* [Tasks to complete]:
(a) Rewrite the paragraph of the VPlan patch that begins "Factor out common code" in shorter form, keeping its main facts.
(b) Resume the VPlan patch at the point where it stops, carrying on the code after its last line.

#### Given text

Factor out common code to determine legality of hoisting and sinking. In
the case of the additonal use-sites, functional changes, if any, would
amount to esoteric bugs being fixed.
---
 .../lib/Transforms/Vectorize/VPlanRecipes.cpp |  4 ++
 .../Transforms/Vectorize/VPlanTransforms.cpp  | 49 +++++++++----------
 ...t-order-recurrence-multiply-recurrences.ll | 33 ++-----------
 3 files changed, 31 insertions(+), 55 deletions(-)

diff --git a/llvm/lib/Transforms/Vectorize/VPlanRecipes.cpp b/llvm/lib/Transforms/Vectorize/VPlanRecipes.cpp
index 931a5b7582c4e..343df72dfe7ba 100644
--- a/llvm/lib/Transforms/Vectorize/VPlanRecipes.cpp
+++ b/llvm/lib/Transforms/Vectorize/VPlanRecipes.cpp
@@ -70,6 +70,7 @@ bool VPRecipeBase::mayWriteToMemory() const {
     return cast<VPWidenIntrinsicRecipe>(this)->mayWriteToMemory();
   case VPCanonicalIVPHISC:
   case VPBranchOnMaskSC:
+  case VPDerivedIVSC:
   case VPFirstOrderRecurrencePHISC:
   case VPReductionPHISC:
   case VPScalarIVStepsSC:
@@ -86,6 +87,7 @@ bool VPRecipeBase::mayWriteToMemory() const {
   case VPWidenLoadEVLSC:
   case VPWidenLoadSC:
   case VPWidenPHISC:
+  case VPWidenPointerInductionSC:
   case VPWidenSC:
   case VPWidenSelectSC: {
     const Instruction *I =
@@ -119,6 +121,7 @@ bool VPRecipeBase::mayReadFromMemory() const {
   case VPWidenIntrinsicSC:
     return cast<VPWidenIntrinsicRecipe>(this)->mayReadFromMemory();
   case VPBranchOnMaskSC:
+  case VPDerivedIVSC:
   case VPFirstOrderRecurrencePHISC:
   case VPPredInstPHISC:
   case VPScalarIVStepsSC:
@@ -134,6 +137,7 @@ bool VPRecipeBase::mayReadFromMemory() const {
   case VPWidenGEPSC:
   case VPWidenIntOrFpInductionSC:
   case VPWidenPHISC:
+  case VPWidenPointerInductionSC:
   case VPWidenSC:
   case VPWidenSelectSC: {
     const Instruction *I =
diff --git a/llvm/lib/Transforms/Vectorize/VPlanTransforms.cpp b/llvm/lib/Transforms/Vectorize/VPlanTransforms.cpp
index 84817d78a077a..f38193cf11cb8 100644
--- a/llvm/lib/Transforms/Vectorize/VPlanTransforms.cpp
+++ b/llvm/lib/Transforms/Vectorize/VPlanTransforms.cpp
@@ -130,6 +130,24 @@ bool VPlanTransforms::tryToConvertVPInstructionsToVPRecipes(
   return true;
 }
 
+/// Return true if we do not know how to (mechanically) hoist or sink \p R out
+/// of a loop region.
+static bool cannotHoistOrSinkRecipe(const VPRecipeBase &R) {
+  // Assumes don't alias anything or throw; as long as they're guaranteed to
+  // execute, they're safe to hoist.

########
#### Records

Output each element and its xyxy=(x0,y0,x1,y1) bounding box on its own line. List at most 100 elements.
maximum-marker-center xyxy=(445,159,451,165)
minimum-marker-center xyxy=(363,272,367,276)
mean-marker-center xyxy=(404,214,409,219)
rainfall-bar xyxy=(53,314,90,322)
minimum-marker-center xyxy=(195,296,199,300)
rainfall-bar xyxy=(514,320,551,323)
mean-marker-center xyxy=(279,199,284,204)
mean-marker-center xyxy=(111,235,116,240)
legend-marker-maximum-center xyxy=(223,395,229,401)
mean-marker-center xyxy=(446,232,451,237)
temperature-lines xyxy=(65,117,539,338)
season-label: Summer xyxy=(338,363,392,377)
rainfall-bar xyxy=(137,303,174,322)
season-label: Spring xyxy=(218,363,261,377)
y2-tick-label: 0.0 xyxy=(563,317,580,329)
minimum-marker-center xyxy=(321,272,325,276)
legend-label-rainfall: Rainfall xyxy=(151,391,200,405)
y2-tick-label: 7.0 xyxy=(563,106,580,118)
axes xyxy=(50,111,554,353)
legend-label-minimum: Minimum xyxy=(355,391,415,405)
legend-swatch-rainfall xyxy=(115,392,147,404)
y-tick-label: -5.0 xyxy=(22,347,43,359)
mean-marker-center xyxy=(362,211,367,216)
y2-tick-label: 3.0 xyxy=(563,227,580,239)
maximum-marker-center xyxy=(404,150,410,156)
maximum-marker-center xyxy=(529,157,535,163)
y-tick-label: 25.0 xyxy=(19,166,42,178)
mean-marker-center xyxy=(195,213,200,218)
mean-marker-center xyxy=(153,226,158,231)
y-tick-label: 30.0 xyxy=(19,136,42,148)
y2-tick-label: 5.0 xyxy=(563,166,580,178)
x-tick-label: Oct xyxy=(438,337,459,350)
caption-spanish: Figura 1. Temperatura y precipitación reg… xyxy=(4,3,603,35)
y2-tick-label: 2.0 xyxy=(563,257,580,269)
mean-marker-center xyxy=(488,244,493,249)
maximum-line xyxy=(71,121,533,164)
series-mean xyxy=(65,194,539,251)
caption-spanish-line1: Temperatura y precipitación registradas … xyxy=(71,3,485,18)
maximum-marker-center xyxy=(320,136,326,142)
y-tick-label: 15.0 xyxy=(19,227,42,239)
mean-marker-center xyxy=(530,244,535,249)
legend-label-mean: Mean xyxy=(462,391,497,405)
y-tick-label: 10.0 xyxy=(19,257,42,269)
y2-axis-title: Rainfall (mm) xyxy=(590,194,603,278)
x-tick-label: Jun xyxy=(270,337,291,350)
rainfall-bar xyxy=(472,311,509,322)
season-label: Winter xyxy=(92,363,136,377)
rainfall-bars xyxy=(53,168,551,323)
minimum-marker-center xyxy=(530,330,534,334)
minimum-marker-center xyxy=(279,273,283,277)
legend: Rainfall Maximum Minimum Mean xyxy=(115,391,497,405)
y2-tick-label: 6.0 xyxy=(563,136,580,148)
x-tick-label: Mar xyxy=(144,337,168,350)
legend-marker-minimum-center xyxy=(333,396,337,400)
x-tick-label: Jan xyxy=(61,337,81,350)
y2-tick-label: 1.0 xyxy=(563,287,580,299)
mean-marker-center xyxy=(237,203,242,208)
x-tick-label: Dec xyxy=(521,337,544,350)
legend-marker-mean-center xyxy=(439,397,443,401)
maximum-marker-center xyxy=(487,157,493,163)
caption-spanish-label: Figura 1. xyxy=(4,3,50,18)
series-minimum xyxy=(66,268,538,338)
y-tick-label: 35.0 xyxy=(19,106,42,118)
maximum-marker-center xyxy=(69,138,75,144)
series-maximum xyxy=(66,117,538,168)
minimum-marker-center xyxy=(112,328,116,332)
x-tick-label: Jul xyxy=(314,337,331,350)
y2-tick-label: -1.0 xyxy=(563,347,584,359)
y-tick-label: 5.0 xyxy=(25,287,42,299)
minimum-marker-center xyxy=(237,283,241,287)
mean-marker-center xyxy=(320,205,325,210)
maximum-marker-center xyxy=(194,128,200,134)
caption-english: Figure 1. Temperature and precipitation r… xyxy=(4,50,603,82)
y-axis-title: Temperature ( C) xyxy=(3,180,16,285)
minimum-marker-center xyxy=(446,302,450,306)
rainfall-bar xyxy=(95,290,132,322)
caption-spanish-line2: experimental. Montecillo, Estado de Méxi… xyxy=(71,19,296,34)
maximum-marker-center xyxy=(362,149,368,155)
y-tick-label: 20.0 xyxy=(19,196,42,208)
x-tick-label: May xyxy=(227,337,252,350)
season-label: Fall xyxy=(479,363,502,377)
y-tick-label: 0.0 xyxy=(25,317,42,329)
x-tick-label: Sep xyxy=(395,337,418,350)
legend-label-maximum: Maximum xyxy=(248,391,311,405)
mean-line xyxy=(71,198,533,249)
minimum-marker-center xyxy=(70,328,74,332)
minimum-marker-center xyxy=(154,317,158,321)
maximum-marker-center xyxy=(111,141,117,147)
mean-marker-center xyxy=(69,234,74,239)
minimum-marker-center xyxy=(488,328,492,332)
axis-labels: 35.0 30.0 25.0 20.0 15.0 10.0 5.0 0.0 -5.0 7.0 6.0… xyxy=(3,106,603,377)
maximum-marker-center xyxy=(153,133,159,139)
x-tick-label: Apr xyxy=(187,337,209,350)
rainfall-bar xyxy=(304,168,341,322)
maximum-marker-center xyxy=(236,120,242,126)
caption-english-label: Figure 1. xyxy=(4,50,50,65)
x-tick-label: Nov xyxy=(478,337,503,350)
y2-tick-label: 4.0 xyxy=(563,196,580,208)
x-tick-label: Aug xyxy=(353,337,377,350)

########

* [Answers given]:
(a) Shared code for deciding whether hoisting and sinking are legal is factored out; at the additional use-sites, any functional changes would only fix esoteric bugs.

(b)
+  if (match(&R, m_Intrinsic<Intrinsic::assume>()))
+    return false;
+
+  // TODO: Relax checks in the future, e.g. we could also hoist reads, if their
+  // memory location is not modified in the vector loop.
+  if (R.mayHaveSideEffects() || R.mayReadFromMemory() || R.isPhi())
+    return true;
+
+  // Allocas cannot be hoisted.
+  auto *RepR = dyn_cast<VPReplicateRecipe>(&R);
+  return RepR && RepR->getOpcode() == Instruction::Alloca;
+}
+
 static bool sinkScalarOperands(VPlan &Plan) {
   auto Iter = vp_depth_first_deep(Plan.getEntry());
   bool Changed = false;
@@ -1825,7 +1843,7 @@ sinkRecurrenceUsersAfterPrevious(VPFirstOrderRecurrencePHIRecipe *FOR,
         VPDT.properlyDominates(Previous, SinkCandidate))
       return true;
 
-    if (SinkCandidate->mayHaveSideEffects())
+    if (cannotHoistOrSinkRecipe(*SinkCandidate))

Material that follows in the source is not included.